━━━━━ LISTING

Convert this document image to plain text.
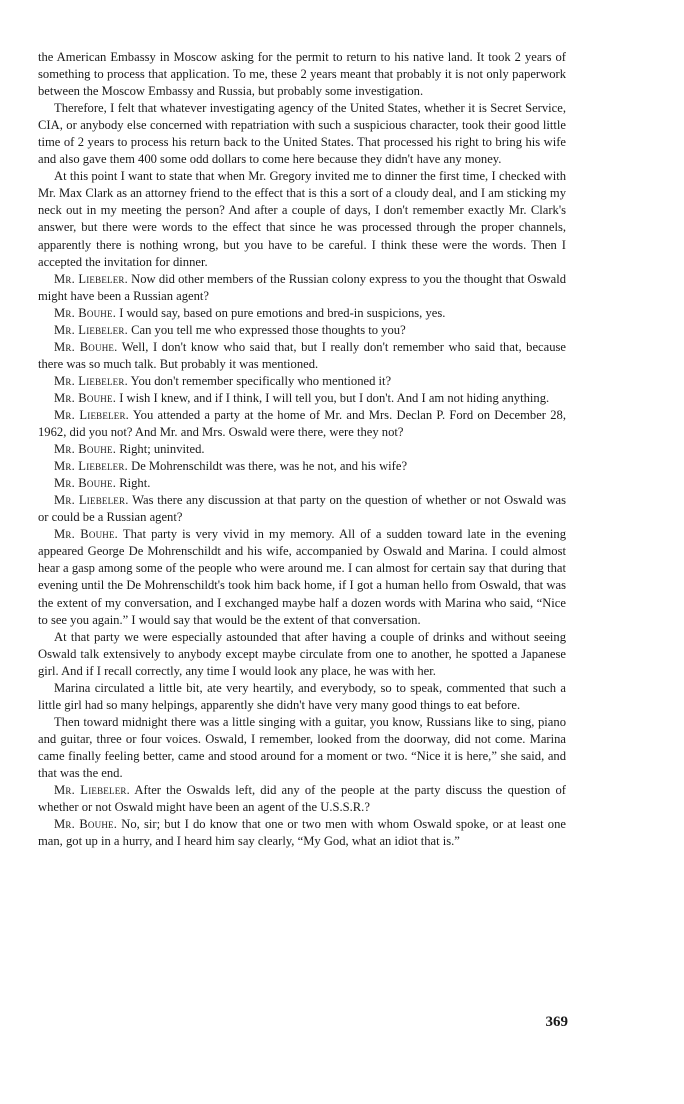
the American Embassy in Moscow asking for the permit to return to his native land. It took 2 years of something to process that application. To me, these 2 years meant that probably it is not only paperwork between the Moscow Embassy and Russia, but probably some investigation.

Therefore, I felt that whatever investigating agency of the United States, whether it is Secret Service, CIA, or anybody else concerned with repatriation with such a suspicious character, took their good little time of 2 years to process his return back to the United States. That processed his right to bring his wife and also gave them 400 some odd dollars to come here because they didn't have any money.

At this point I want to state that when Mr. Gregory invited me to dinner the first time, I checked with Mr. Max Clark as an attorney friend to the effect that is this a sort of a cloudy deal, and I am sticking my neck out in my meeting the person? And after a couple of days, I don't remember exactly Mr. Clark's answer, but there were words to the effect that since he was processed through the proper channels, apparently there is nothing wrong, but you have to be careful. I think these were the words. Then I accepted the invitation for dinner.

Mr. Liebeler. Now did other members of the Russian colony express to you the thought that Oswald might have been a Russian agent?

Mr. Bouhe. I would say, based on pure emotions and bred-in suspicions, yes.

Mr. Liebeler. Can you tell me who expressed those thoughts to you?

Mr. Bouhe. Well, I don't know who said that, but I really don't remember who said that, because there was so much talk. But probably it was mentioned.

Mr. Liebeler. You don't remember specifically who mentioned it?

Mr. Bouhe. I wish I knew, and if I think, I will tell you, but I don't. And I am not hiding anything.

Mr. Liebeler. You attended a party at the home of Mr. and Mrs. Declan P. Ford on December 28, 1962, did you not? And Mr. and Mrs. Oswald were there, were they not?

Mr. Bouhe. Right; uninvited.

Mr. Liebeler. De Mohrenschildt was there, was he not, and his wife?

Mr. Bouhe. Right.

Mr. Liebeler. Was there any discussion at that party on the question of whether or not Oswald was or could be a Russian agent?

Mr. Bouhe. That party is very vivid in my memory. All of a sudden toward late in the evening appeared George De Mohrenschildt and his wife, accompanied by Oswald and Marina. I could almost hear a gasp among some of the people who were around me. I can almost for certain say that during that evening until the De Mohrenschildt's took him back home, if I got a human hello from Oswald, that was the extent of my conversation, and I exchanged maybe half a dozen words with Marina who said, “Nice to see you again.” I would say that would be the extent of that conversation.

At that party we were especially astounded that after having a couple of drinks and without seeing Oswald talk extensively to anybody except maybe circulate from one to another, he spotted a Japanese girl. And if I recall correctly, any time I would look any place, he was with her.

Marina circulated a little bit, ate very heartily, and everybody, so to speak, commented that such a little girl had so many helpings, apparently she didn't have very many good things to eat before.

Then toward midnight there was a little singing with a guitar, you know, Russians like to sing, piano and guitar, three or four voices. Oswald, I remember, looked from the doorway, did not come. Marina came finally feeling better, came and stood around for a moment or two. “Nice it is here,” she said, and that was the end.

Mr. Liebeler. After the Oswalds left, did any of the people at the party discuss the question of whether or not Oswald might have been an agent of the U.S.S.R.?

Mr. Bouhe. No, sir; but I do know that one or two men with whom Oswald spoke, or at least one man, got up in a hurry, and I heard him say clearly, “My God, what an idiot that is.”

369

━━━━━━━━━━
━━━━━ LISTING

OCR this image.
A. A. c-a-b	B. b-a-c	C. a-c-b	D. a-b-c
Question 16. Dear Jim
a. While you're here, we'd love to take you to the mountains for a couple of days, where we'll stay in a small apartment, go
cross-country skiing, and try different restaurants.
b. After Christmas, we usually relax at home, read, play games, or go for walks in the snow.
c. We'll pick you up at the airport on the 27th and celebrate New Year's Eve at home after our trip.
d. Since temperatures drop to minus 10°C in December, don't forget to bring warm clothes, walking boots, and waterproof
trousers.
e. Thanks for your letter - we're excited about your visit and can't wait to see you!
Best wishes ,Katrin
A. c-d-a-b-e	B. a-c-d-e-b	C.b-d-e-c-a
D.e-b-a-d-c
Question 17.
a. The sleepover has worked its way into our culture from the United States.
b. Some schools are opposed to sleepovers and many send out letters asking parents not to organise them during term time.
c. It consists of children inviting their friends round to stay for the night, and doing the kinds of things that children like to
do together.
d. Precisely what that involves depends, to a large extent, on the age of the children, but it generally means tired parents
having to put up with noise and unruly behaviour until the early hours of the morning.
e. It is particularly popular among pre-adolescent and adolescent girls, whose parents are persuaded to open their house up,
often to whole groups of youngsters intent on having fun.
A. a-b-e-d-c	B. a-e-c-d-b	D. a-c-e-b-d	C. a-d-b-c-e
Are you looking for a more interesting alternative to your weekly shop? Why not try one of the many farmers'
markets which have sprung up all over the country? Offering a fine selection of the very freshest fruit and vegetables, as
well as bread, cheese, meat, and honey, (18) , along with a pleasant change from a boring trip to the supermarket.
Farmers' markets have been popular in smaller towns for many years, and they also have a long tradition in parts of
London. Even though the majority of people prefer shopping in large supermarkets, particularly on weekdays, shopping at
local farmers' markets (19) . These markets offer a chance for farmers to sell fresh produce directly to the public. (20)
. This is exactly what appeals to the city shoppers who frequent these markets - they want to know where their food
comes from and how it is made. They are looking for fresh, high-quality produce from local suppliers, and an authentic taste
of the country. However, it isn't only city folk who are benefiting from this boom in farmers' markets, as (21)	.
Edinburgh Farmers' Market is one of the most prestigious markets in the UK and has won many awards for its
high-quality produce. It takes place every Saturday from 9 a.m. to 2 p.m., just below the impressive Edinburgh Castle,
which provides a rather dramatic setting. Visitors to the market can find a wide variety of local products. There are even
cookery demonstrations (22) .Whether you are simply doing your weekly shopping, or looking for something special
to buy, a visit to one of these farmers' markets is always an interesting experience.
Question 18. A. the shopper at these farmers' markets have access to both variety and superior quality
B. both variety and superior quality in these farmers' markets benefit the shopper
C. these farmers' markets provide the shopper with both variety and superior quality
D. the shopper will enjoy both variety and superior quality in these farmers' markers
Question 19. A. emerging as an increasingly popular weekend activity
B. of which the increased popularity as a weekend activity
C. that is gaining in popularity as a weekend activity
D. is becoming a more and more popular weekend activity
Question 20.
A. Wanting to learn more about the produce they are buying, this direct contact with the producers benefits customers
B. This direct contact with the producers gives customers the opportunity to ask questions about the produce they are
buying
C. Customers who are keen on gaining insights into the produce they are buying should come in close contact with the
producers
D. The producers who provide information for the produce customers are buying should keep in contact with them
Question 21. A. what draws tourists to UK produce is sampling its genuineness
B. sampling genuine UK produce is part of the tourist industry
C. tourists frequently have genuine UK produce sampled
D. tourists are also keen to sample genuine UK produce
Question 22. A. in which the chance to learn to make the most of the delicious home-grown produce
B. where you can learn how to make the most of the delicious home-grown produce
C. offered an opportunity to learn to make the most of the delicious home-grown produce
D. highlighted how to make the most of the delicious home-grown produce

━━━━━━━━━━

> [GIVEN EXERCISE] Read through the entries and copy each line in which "party" appears.

> [ANSWER FOR THE TASK]
Mr. Liebeler. You attended a party at the home of Mr. and Mrs. Declan P. Ford on December 28, 1962, did you not? And Mr. and Mrs. Oswald were there, were they not?
Mr. Liebeler. Was there any discussion at that party on the question of whether or not Oswald was or could be a Russian agent?
Mr. Bouhe. That party is very vivid in my memory. All of a sudden toward late in the evening appeared George De Mohrenschildt and his wife, accompanied by Oswald and Marina. I could almost hear a gasp among some of the people who were around me. I can almost for certain say that during that evening until the De Mohrenschildt's took him back home, if I got a human hello from Oswald, that was the extent of my conversation, and I exchanged maybe half a dozen words with Marina who said, “Nice to see you again.” I would say that would be the extent of that conversation.
At that party we were especially astounded that after having a couple of drinks and without seeing Oswald talk extensively to anybody except maybe circulate from one to another, he spotted a Japanese girl. And if I recall correctly, any time I would look any place, he was with her.
Mr. Liebeler. After the Oswalds left, did any of the people at the party discuss the question of whether or not Oswald might have been an agent of the U.S.S.R.?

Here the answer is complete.